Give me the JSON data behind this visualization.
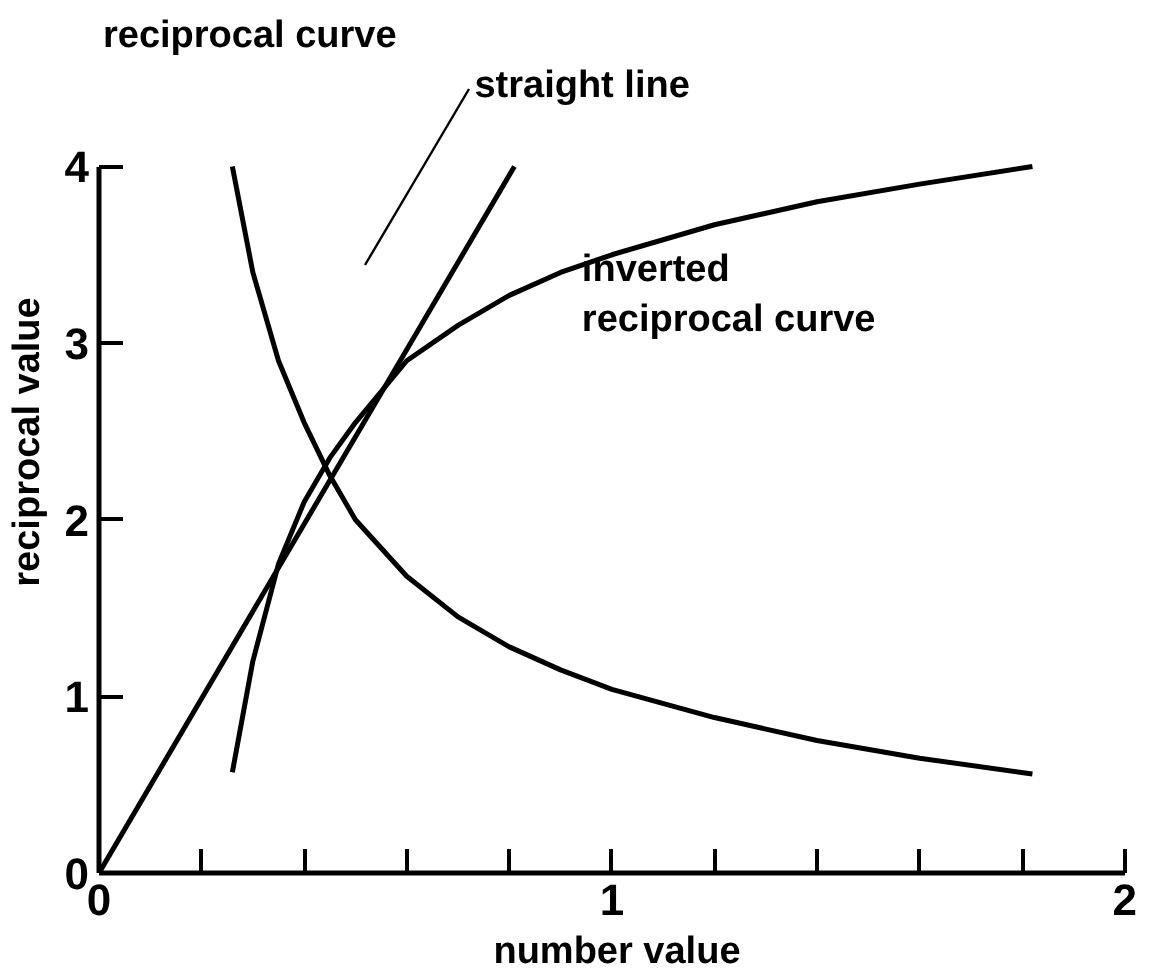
{
  "chart_data": {
    "type": "line",
    "xlabel": "number value",
    "ylabel": "reciprocal value",
    "xlim": [
      0,
      2
    ],
    "ylim": [
      0,
      4
    ],
    "xticks": [
      0,
      {
        "value": 0.2,
        "label": null
      },
      {
        "value": 0.4,
        "label": null
      },
      {
        "value": 0.6,
        "label": null
      },
      {
        "value": 0.8,
        "label": null
      },
      1,
      {
        "value": 1.2,
        "label": null
      },
      {
        "value": 1.4,
        "label": null
      },
      {
        "value": 1.6,
        "label": null
      },
      {
        "value": 1.8,
        "label": null
      },
      2
    ],
    "yticks": [
      0,
      1,
      2,
      3,
      4
    ],
    "grid": false,
    "marker": "none",
    "line_style": "solid",
    "series": [
      {
        "color": "#000000",
        "x": [
          0.26,
          0.3,
          0.35,
          0.4,
          0.45,
          0.5,
          0.6,
          0.7,
          0.8,
          0.9,
          1.0,
          1.2,
          1.4,
          1.6,
          1.82
        ],
        "values": [
          4.0,
          3.4,
          2.9,
          2.55,
          2.25,
          2.0,
          1.68,
          1.45,
          1.28,
          1.15,
          1.04,
          0.88,
          0.75,
          0.65,
          0.56
        ]
      },
      {
        "color": "#000000",
        "x": [
          0,
          0.81
        ],
        "values": [
          0,
          4.0
        ]
      },
      {
        "color": "#000000",
        "x": [
          0.26,
          0.3,
          0.35,
          0.4,
          0.45,
          0.5,
          0.6,
          0.7,
          0.8,
          0.9,
          1.0,
          1.2,
          1.4,
          1.6,
          1.82
        ],
        "values": [
          0.57,
          1.2,
          1.75,
          2.1,
          2.35,
          2.55,
          2.9,
          3.1,
          3.27,
          3.4,
          3.5,
          3.67,
          3.8,
          3.9,
          4.0
        ]
      }
    ],
    "annotations": [
      "reciprocal curve",
      {
        "text": "straight line",
        "x": 0.81,
        "y": 4.0
      },
      {
        "text": "inverted\nreciprocal curve",
        "x": 1.0,
        "y": 3.5
      }
    ]
  }
}
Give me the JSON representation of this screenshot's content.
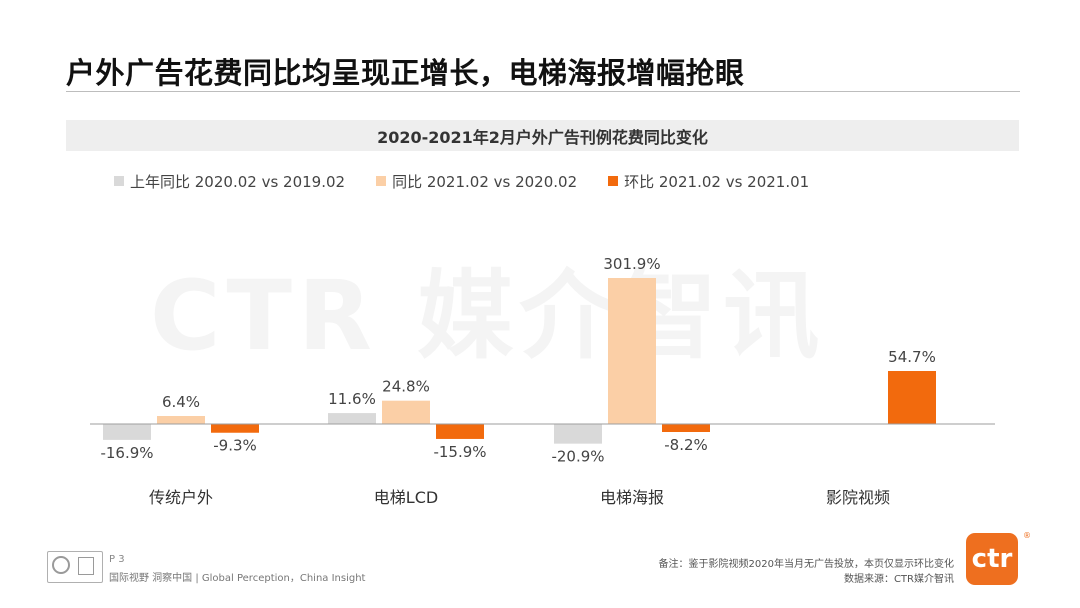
{
  "slide": {
    "title": "户外广告花费同比均呈现正增长，电梯海报增幅抢眼",
    "watermark": "CTR 媒介智讯"
  },
  "chart_data": {
    "type": "bar",
    "title": "2020-2021年2月户外广告刊例花费同比变化",
    "categories": [
      "传统户外",
      "电梯LCD",
      "电梯海报",
      "影院视频"
    ],
    "series": [
      {
        "name": "上年同比 2020.02 vs 2019.02",
        "color": "#d9d9d9",
        "values": [
          -16.9,
          11.6,
          -20.9,
          null
        ],
        "labels": [
          "-16.9%",
          "11.6%",
          "-20.9%",
          ""
        ]
      },
      {
        "name": "同比 2021.02 vs 2020.02",
        "color": "#fbcfa6",
        "values": [
          6.4,
          24.8,
          301.9,
          null
        ],
        "labels": [
          "6.4%",
          "24.8%",
          "301.9%",
          ""
        ]
      },
      {
        "name": "环比 2021.02 vs 2021.01",
        "color": "#f26a0d",
        "values": [
          -9.3,
          -15.9,
          -8.2,
          54.7
        ],
        "labels": [
          "-9.3%",
          "-15.9%",
          "-8.2%",
          "54.7%"
        ]
      }
    ],
    "unit": "%",
    "legend_position": "top-left",
    "grid": false,
    "axis_break": true
  },
  "footer": {
    "page": "P 3",
    "tagline": "国际视野  洞察中国 | Global Perception，China Insight",
    "note": "备注：鉴于影院视频2020年当月无广告投放，本页仅显示环比变化",
    "source": "数据来源：CTR媒介智讯",
    "logo_text": "ctr",
    "logo_mark": "®"
  }
}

• **YOUR INSTRUCTIONS**
Without including any pictures, output all the entries above exactly.

• **OUTPUT BELOW**
Give me the JSON data behind this visualization.
{
  "chart_data": {
    "type": "line",
    "xlabel": "number value",
    "ylabel": "reciprocal value",
    "xlim": [
      0,
      2
    ],
    "ylim": [
      0,
      4
    ],
    "xticks": [
      0,
      {
        "value": 0.2,
        "label": null
      },
      {
        "value": 0.4,
        "label": null
      },
      {
        "value": 0.6,
        "label": null
      },
      {
        "value": 0.8,
        "label": null
      },
      1,
      {
        "value": 1.2,
        "label": null
      },
      {
        "value": 1.4,
        "label": null
      },
      {
        "value": 1.6,
        "label": null
      },
      {
        "value": 1.8,
        "label": null
      },
      2
    ],
    "yticks": [
      0,
      1,
      2,
      3,
      4
    ],
    "grid": false,
    "marker": "none",
    "line_style": "solid",
    "series": [
      {
        "color": "#000000",
        "x": [
          0.26,
          0.3,
          0.35,
          0.4,
          0.45,
          0.5,
          0.6,
          0.7,
          0.8,
          0.9,
          1.0,
          1.2,
          1.4,
          1.6,
          1.82
        ],
        "values": [
          4.0,
          3.4,
          2.9,
          2.55,
          2.25,
          2.0,
          1.68,
          1.45,
          1.28,
          1.15,
          1.04,
          0.88,
          0.75,
          0.65,
          0.56
        ]
      },
      {
        "color": "#000000",
        "x": [
          0,
          0.81
        ],
        "values": [
          0,
          4.0
        ]
      },
      {
        "color": "#000000",
        "x": [
          0.26,
          0.3,
          0.35,
          0.4,
          0.45,
          0.5,
          0.6,
          0.7,
          0.8,
          0.9,
          1.0,
          1.2,
          1.4,
          1.6,
          1.82
        ],
        "values": [
          0.57,
          1.2,
          1.75,
          2.1,
          2.35,
          2.55,
          2.9,
          3.1,
          3.27,
          3.4,
          3.5,
          3.67,
          3.8,
          3.9,
          4.0
        ]
      }
    ],
    "annotations": [
      "reciprocal curve",
      {
        "text": "straight line",
        "x": 0.81,
        "y": 4.0
      },
      {
        "text": "inverted\nreciprocal curve",
        "x": 1.0,
        "y": 3.5
      }
    ]
  }
}
Give me the JSON representation of this screenshot's content.
{
  "slide": {
    "title": "户外广告花费同比均呈现正增长，电梯海报增幅抢眼",
    "watermark": "CTR 媒介智讯"
  },
  "chart_data": {
    "type": "bar",
    "title": "2020-2021年2月户外广告刊例花费同比变化",
    "categories": [
      "传统户外",
      "电梯LCD",
      "电梯海报",
      "影院视频"
    ],
    "series": [
      {
        "name": "上年同比 2020.02 vs 2019.02",
        "color": "#d9d9d9",
        "values": [
          -16.9,
          11.6,
          -20.9,
          null
        ],
        "labels": [
          "-16.9%",
          "11.6%",
          "-20.9%",
          ""
        ]
      },
      {
        "name": "同比 2021.02 vs 2020.02",
        "color": "#fbcfa6",
        "values": [
          6.4,
          24.8,
          301.9,
          null
        ],
        "labels": [
          "6.4%",
          "24.8%",
          "301.9%",
          ""
        ]
      },
      {
        "name": "环比 2021.02 vs 2021.01",
        "color": "#f26a0d",
        "values": [
          -9.3,
          -15.9,
          -8.2,
          54.7
        ],
        "labels": [
          "-9.3%",
          "-15.9%",
          "-8.2%",
          "54.7%"
        ]
      }
    ],
    "unit": "%",
    "legend_position": "top-left",
    "grid": false,
    "axis_break": true
  },
  "footer": {
    "page": "P 3",
    "tagline": "国际视野  洞察中国 | Global Perception，China Insight",
    "note": "备注：鉴于影院视频2020年当月无广告投放，本页仅显示环比变化",
    "source": "数据来源：CTR媒介智讯",
    "logo_text": "ctr",
    "logo_mark": "®"
  }
}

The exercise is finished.